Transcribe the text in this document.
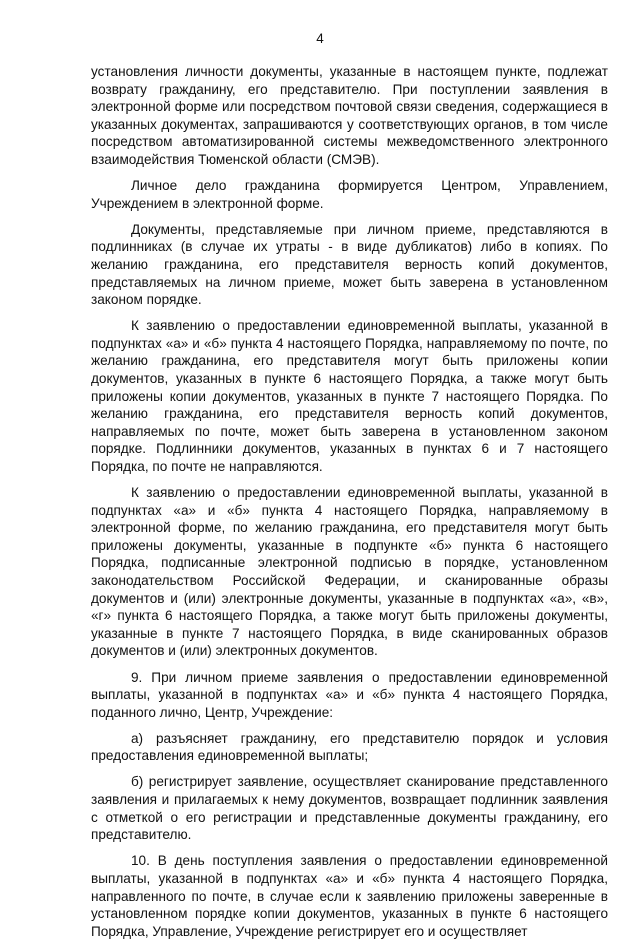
4

установления личности документы, указанные в настоящем пункте, подлежат возврату гражданину, его представителю. При поступлении заявления в электронной форме или посредством почтовой связи сведения, содержащиеся в указанных документах, запрашиваются у соответствующих органов, в том числе посредством автоматизированной системы межведомственного электронного взаимодействия Тюменской области (СМЭВ).

Личное дело гражданина формируется Центром, Управлением, Учреждением в электронной форме.

Документы, представляемые при личном приеме, представляются в подлинниках (в случае их утраты - в виде дубликатов) либо в копиях. По желанию гражданина, его представителя верность копий документов, представляемых на личном приеме, может быть заверена в установленном законом порядке.

К заявлению о предоставлении единовременной выплаты, указанной в подпунктах «а» и «б» пункта 4 настоящего Порядка, направляемому по почте, по желанию гражданина, его представителя могут быть приложены копии документов, указанных в пункте 6 настоящего Порядка, а также могут быть приложены копии документов, указанных в пункте 7 настоящего Порядка. По желанию гражданина, его представителя верность копий документов, направляемых по почте, может быть заверена в установленном законом порядке. Подлинники документов, указанных в пунктах 6 и 7 настоящего Порядка, по почте не направляются.

К заявлению о предоставлении единовременной выплаты, указанной в подпунктах «а» и «б» пункта 4 настоящего Порядка, направляемому в электронной форме, по желанию гражданина, его представителя могут быть приложены документы, указанные в подпункте «б» пункта 6 настоящего Порядка, подписанные электронной подписью в порядке, установленном законодательством Российской Федерации, и сканированные образы документов и (или) электронные документы, указанные в подпунктах «а», «в», «г» пункта 6 настоящего Порядка, а также могут быть приложены документы, указанные в пункте 7 настоящего Порядка, в виде сканированных образов документов и (или) электронных документов.

9. При личном приеме заявления о предоставлении единовременной выплаты, указанной в подпунктах «а» и «б» пункта 4 настоящего Порядка, поданного лично, Центр, Учреждение:

а) разъясняет гражданину, его представителю порядок и условия предоставления единовременной выплаты;

б) регистрирует заявление, осуществляет сканирование представленного заявления и прилагаемых к нему документов, возвращает подлинник заявления с отметкой о его регистрации и представленные документы гражданину, его представителю.

10. В день поступления заявления о предоставлении единовременной выплаты, указанной в подпунктах «а» и «б» пункта 4 настоящего Порядка, направленного по почте, в случае если к заявлению приложены заверенные в установленном порядке копии документов, указанных в пункте 6 настоящего Порядка, Управление, Учреждение регистрирует его и осуществляет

########################################

What you need to do: Identify the lines above that contain the word "осуществляет", then copy them.

Task solution:
б) регистрирует заявление, осуществляет сканирование представленного заявления и прилагаемых к нему документов, возвращает подлинник заявления с отметкой о его регистрации и представленные документы гражданину, его представителю.
10. В день поступления заявления о предоставлении единовременной выплаты, указанной в подпунктах «а» и «б» пункта 4 настоящего Порядка, направленного по почте, в случае если к заявлению приложены заверенные в установленном порядке копии документов, указанных в пункте 6 настоящего Порядка, Управление, Учреждение регистрирует его и осуществляет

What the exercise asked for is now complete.